#### SHORT TASK
Set each record down exactly, excluding all images.
────────────────────
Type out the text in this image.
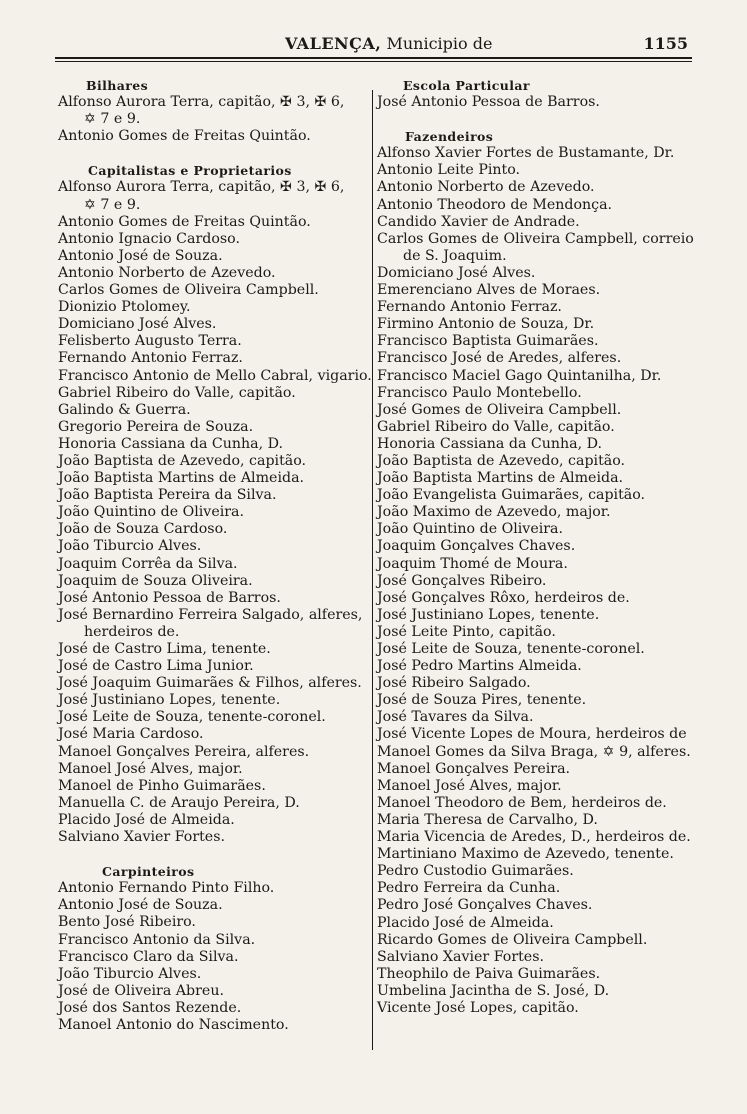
VALENÇA, Municipio de	1155
Bilhares
Alfonso Aurora Terra, capitão, ✠ 3, ✠ 6,
✡ 7 e 9.
Antonio Gomes de Freitas Quintão.
Capitalistas e Proprietarios
Alfonso Aurora Terra, capitão, ✠ 3, ✠ 6,
✡ 7 e 9.
Antonio Gomes de Freitas Quintão.
Antonio Ignacio Cardoso.
Antonio José de Souza.
Antonio Norberto de Azevedo.
Carlos Gomes de Oliveira Campbell.
Dionizio Ptolomey.
Domiciano José Alves.
Felisberto Augusto Terra.
Fernando Antonio Ferraz.
Francisco Antonio de Mello Cabral, vigario.
Gabriel Ribeiro do Valle, capitão.
Galindo & Guerra.
Gregorio Pereira de Souza.
Honoria Cassiana da Cunha, D.
João Baptista de Azevedo, capitão.
João Baptista Martins de Almeida.
João Baptista Pereira da Silva.
João Quintino de Oliveira.
João de Souza Cardoso.
João Tiburcio Alves.
Joaquim Corrêa da Silva.
Joaquim de Souza Oliveira.
José Antonio Pessoa de Barros.
José Bernardino Ferreira Salgado, alferes,
herdeiros de.
José de Castro Lima, tenente.
José de Castro Lima Junior.
José Joaquim Guimarães & Filhos, alferes.
José Justiniano Lopes, tenente.
José Leite de Souza, tenente-coronel.
José Maria Cardoso.
Manoel Gonçalves Pereira, alferes.
Manoel José Alves, major.
Manoel de Pinho Guimarães.
Manuella C. de Araujo Pereira, D.
Placido José de Almeida.
Salviano Xavier Fortes.
Carpinteiros
Antonio Fernando Pinto Filho.
Antonio José de Souza.
Bento José Ribeiro.
Francisco Antonio da Silva.
Francisco Claro da Silva.
João Tiburcio Alves.
José de Oliveira Abreu.
José dos Santos Rezende.
Manoel Antonio do Nascimento.
Escola Particular
José Antonio Pessoa de Barros.
Fazendeiros
Alfonso Xavier Fortes de Bustamante, Dr.
Antonio Leite Pinto.
Antonio Norberto de Azevedo.
Antonio Theodoro de Mendonça.
Candido Xavier de Andrade.
Carlos Gomes de Oliveira Campbell, correio
de S. Joaquim.
Domiciano José Alves.
Emerenciano Alves de Moraes.
Fernando Antonio Ferraz.
Firmino Antonio de Souza, Dr.
Francisco Baptista Guimarães.
Francisco José de Aredes, alferes.
Francisco Maciel Gago Quintanilha, Dr.
Francisco Paulo Montebello.
José Gomes de Oliveira Campbell.
Gabriel Ribeiro do Valle, capitão.
Honoria Cassiana da Cunha, D.
João Baptista de Azevedo, capitão.
João Baptista Martins de Almeida.
João Evangelista Guimarães, capitão.
João Maximo de Azevedo, major.
João Quintino de Oliveira.
Joaquim Gonçalves Chaves.
Joaquim Thomé de Moura.
José Gonçalves Ribeiro.
José Gonçalves Rôxo, herdeiros de.
José Justiniano Lopes, tenente.
José Leite Pinto, capitão.
José Leite de Souza, tenente-coronel.
José Pedro Martins Almeida.
José Ribeiro Salgado.
José de Souza Pires, tenente.
José Tavares da Silva.
José Vicente Lopes de Moura, herdeiros de
Manoel Gomes da Silva Braga, ✡ 9, alferes.
Manoel Gonçalves Pereira.
Manoel José Alves, major.
Manoel Theodoro de Bem, herdeiros de.
Maria Theresa de Carvalho, D.
Maria Vicencia de Aredes, D., herdeiros de.
Martiniano Maximo de Azevedo, tenente.
Pedro Custodio Guimarães.
Pedro Ferreira da Cunha.
Pedro José Gonçalves Chaves.
Placido José de Almeida.
Ricardo Gomes de Oliveira Campbell.
Salviano Xavier Fortes.
Theophilo de Paiva Guimarães.
Umbelina Jacintha de S. José, D.
Vicente José Lopes, capitão.
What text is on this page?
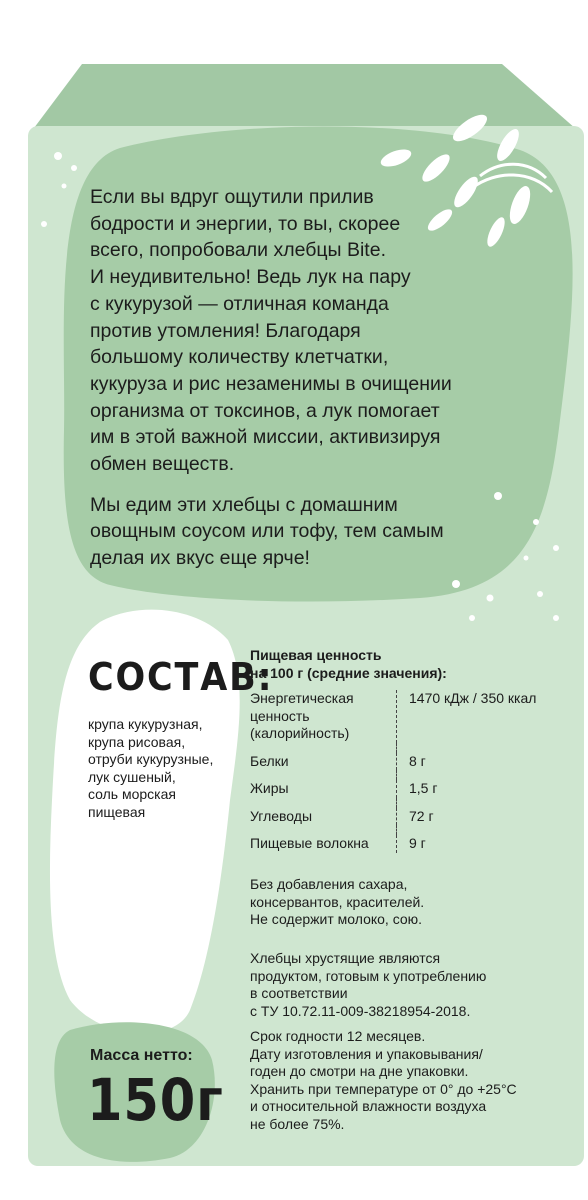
Если вы вдруг ощутили прилив
бодрости и энергии, то вы, скорее
всего, попробовали хлебцы Bite.
И неудивительно! Ведь лук на пару
с кукурузой — отличная команда
против утомления! Благодаря
большому количеству клетчатки,
кукуруза и рис незаменимы в очищении
организма от токсинов, а лук помогает
им в этой важной миссии, активизируя
обмен веществ.

Мы едим эти хлебцы с домашним
овощным соусом или тофу, тем самым
делая их вкус еще ярче!

СОСТАВ:
крупа кукурузная,
крупа рисовая,
отруби кукурузные,
лук сушеный,
соль морская
пищевая
Пищевая ценность
на 100 г (средние значения):
Энергетическая ценность (калорийность)	1470 кДж / 350 ккал

Белки	8 г

Жиры	1,5 г

Углеводы	72 г

Пищевые волокна	9 г
Без добавления сахара,
консервантов, красителей.
Не содержит молоко, сою.
Хлебцы хрустящие являются
продуктом, готовым к употреблению
в соответствии
с ТУ 10.72.11-009-38218954-2018.
Срок годности 12 месяцев.
Дату изготовления и упаковывания/
годен до смотри на дне упаковки.
Хранить при температуре от 0° до +25°С
и относительной влажности воздуха
не более 75%.
Масса нетто:
150г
────────────────────
#### SOLUTION TO THE PROBLEM
Type out the text in this image.
VALENÇA, Municipio de	1155
Bilhares
Alfonso Aurora Terra, capitão, ✠ 3, ✠ 6,
✡ 7 e 9.
Antonio Gomes de Freitas Quintão.
Capitalistas e Proprietarios
Alfonso Aurora Terra, capitão, ✠ 3, ✠ 6,
✡ 7 e 9.
Antonio Gomes de Freitas Quintão.
Antonio Ignacio Cardoso.
Antonio José de Souza.
Antonio Norberto de Azevedo.
Carlos Gomes de Oliveira Campbell.
Dionizio Ptolomey.
Domiciano José Alves.
Felisberto Augusto Terra.
Fernando Antonio Ferraz.
Francisco Antonio de Mello Cabral, vigario.
Gabriel Ribeiro do Valle, capitão.
Galindo & Guerra.
Gregorio Pereira de Souza.
Honoria Cassiana da Cunha, D.
João Baptista de Azevedo, capitão.
João Baptista Martins de Almeida.
João Baptista Pereira da Silva.
João Quintino de Oliveira.
João de Souza Cardoso.
João Tiburcio Alves.
Joaquim Corrêa da Silva.
Joaquim de Souza Oliveira.
José Antonio Pessoa de Barros.
José Bernardino Ferreira Salgado, alferes,
herdeiros de.
José de Castro Lima, tenente.
José de Castro Lima Junior.
José Joaquim Guimarães & Filhos, alferes.
José Justiniano Lopes, tenente.
José Leite de Souza, tenente-coronel.
José Maria Cardoso.
Manoel Gonçalves Pereira, alferes.
Manoel José Alves, major.
Manoel de Pinho Guimarães.
Manuella C. de Araujo Pereira, D.
Placido José de Almeida.
Salviano Xavier Fortes.
Carpinteiros
Antonio Fernando Pinto Filho.
Antonio José de Souza.
Bento José Ribeiro.
Francisco Antonio da Silva.
Francisco Claro da Silva.
João Tiburcio Alves.
José de Oliveira Abreu.
José dos Santos Rezende.
Manoel Antonio do Nascimento.
Escola Particular
José Antonio Pessoa de Barros.
Fazendeiros
Alfonso Xavier Fortes de Bustamante, Dr.
Antonio Leite Pinto.
Antonio Norberto de Azevedo.
Antonio Theodoro de Mendonça.
Candido Xavier de Andrade.
Carlos Gomes de Oliveira Campbell, correio
de S. Joaquim.
Domiciano José Alves.
Emerenciano Alves de Moraes.
Fernando Antonio Ferraz.
Firmino Antonio de Souza, Dr.
Francisco Baptista Guimarães.
Francisco José de Aredes, alferes.
Francisco Maciel Gago Quintanilha, Dr.
Francisco Paulo Montebello.
José Gomes de Oliveira Campbell.
Gabriel Ribeiro do Valle, capitão.
Honoria Cassiana da Cunha, D.
João Baptista de Azevedo, capitão.
João Baptista Martins de Almeida.
João Evangelista Guimarães, capitão.
João Maximo de Azevedo, major.
João Quintino de Oliveira.
Joaquim Gonçalves Chaves.
Joaquim Thomé de Moura.
José Gonçalves Ribeiro.
José Gonçalves Rôxo, herdeiros de.
José Justiniano Lopes, tenente.
José Leite Pinto, capitão.
José Leite de Souza, tenente-coronel.
José Pedro Martins Almeida.
José Ribeiro Salgado.
José de Souza Pires, tenente.
José Tavares da Silva.
José Vicente Lopes de Moura, herdeiros de
Manoel Gomes da Silva Braga, ✡ 9, alferes.
Manoel Gonçalves Pereira.
Manoel José Alves, major.
Manoel Theodoro de Bem, herdeiros de.
Maria Theresa de Carvalho, D.
Maria Vicencia de Aredes, D., herdeiros de.
Martiniano Maximo de Azevedo, tenente.
Pedro Custodio Guimarães.
Pedro Ferreira da Cunha.
Pedro José Gonçalves Chaves.
Placido José de Almeida.
Ricardo Gomes de Oliveira Campbell.
Salviano Xavier Fortes.
Theophilo de Paiva Guimarães.
Umbelina Jacintha de S. José, D.
Vicente José Lopes, capitão.
What text is on this page?
Если вы вдруг ощутили прилив
бодрости и энергии, то вы, скорее
всего, попробовали хлебцы Bite.
И неудивительно! Ведь лук на пару
с кукурузой — отличная команда
против утомления! Благодаря
большому количеству клетчатки,
кукуруза и рис незаменимы в очищении
организма от токсинов, а лук помогает
им в этой важной миссии, активизируя
обмен веществ.

Мы едим эти хлебцы с домашним
овощным соусом или тофу, тем самым
делая их вкус еще ярче!

СОСТАВ:
крупа кукурузная,
крупа рисовая,
отруби кукурузные,
лук сушеный,
соль морская
пищевая
Пищевая ценность
на 100 г (средние значения):
Энергетическая ценность (калорийность)	1470 кДж / 350 ккал

Белки	8 г

Жиры	1,5 г

Углеводы	72 г

Пищевые волокна	9 г
Без добавления сахара,
консервантов, красителей.
Не содержит молоко, сою.
Хлебцы хрустящие являются
продуктом, готовым к употреблению
в соответствии
с ТУ 10.72.11-009-38218954-2018.
Срок годности 12 месяцев.
Дату изготовления и упаковывания/
годен до смотри на дне упаковки.
Хранить при температуре от 0° до +25°С
и относительной влажности воздуха
не более 75%.
Масса нетто:
150г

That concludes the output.